Data shown.
==============================

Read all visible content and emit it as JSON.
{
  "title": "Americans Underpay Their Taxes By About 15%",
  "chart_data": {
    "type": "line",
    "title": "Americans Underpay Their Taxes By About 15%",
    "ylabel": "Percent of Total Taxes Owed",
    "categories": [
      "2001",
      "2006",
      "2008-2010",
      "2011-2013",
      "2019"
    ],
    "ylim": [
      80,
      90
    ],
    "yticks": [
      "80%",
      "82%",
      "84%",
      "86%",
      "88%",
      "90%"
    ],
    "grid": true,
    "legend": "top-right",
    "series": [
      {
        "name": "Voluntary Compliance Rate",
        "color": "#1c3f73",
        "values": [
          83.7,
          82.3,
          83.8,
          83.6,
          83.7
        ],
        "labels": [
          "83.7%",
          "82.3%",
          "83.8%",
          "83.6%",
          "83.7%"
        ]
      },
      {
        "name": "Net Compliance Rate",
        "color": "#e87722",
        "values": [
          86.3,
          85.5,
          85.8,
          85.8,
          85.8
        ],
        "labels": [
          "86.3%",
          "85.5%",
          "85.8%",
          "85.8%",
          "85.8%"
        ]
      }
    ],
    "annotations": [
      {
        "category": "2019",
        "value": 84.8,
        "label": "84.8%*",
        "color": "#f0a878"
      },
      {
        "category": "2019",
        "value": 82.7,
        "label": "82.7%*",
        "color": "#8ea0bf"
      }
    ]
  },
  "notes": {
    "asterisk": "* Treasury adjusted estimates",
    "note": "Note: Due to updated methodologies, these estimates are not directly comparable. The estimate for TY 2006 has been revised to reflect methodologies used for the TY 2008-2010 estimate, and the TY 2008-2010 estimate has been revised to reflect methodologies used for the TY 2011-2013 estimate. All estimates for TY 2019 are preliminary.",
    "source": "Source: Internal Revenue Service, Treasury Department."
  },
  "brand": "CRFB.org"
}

==============================

Problem to work on.
Write out all records exactly, keeping every detail.

The result.
Read all visible content and emit it as JSON.
{
  "title": "Americans Underpay Their Taxes By About 15%",
  "chart_data": {
    "type": "line",
    "title": "Americans Underpay Their Taxes By About 15%",
    "ylabel": "Percent of Total Taxes Owed",
    "categories": [
      "2001",
      "2006",
      "2008-2010",
      "2011-2013",
      "2019"
    ],
    "ylim": [
      80,
      90
    ],
    "yticks": [
      "80%",
      "82%",
      "84%",
      "86%",
      "88%",
      "90%"
    ],
    "grid": true,
    "legend": "top-right",
    "series": [
      {
        "name": "Voluntary Compliance Rate",
        "color": "#1c3f73",
        "values": [
          83.7,
          82.3,
          83.8,
          83.6,
          83.7
        ],
        "labels": [
          "83.7%",
          "82.3%",
          "83.8%",
          "83.6%",
          "83.7%"
        ]
      },
      {
        "name": "Net Compliance Rate",
        "color": "#e87722",
        "values": [
          86.3,
          85.5,
          85.8,
          85.8,
          85.8
        ],
        "labels": [
          "86.3%",
          "85.5%",
          "85.8%",
          "85.8%",
          "85.8%"
        ]
      }
    ],
    "annotations": [
      {
        "category": "2019",
        "value": 84.8,
        "label": "84.8%*",
        "color": "#f0a878"
      },
      {
        "category": "2019",
        "value": 82.7,
        "label": "82.7%*",
        "color": "#8ea0bf"
      }
    ]
  },
  "notes": {
    "asterisk": "* Treasury adjusted estimates",
    "note": "Note: Due to updated methodologies, these estimates are not directly comparable. The estimate for TY 2006 has been revised to reflect methodologies used for the TY 2008-2010 estimate, and the TY 2008-2010 estimate has been revised to reflect methodologies used for the TY 2011-2013 estimate. All estimates for TY 2019 are preliminary.",
    "source": "Source: Internal Revenue Service, Treasury Department."
  },
  "brand": "CRFB.org"
}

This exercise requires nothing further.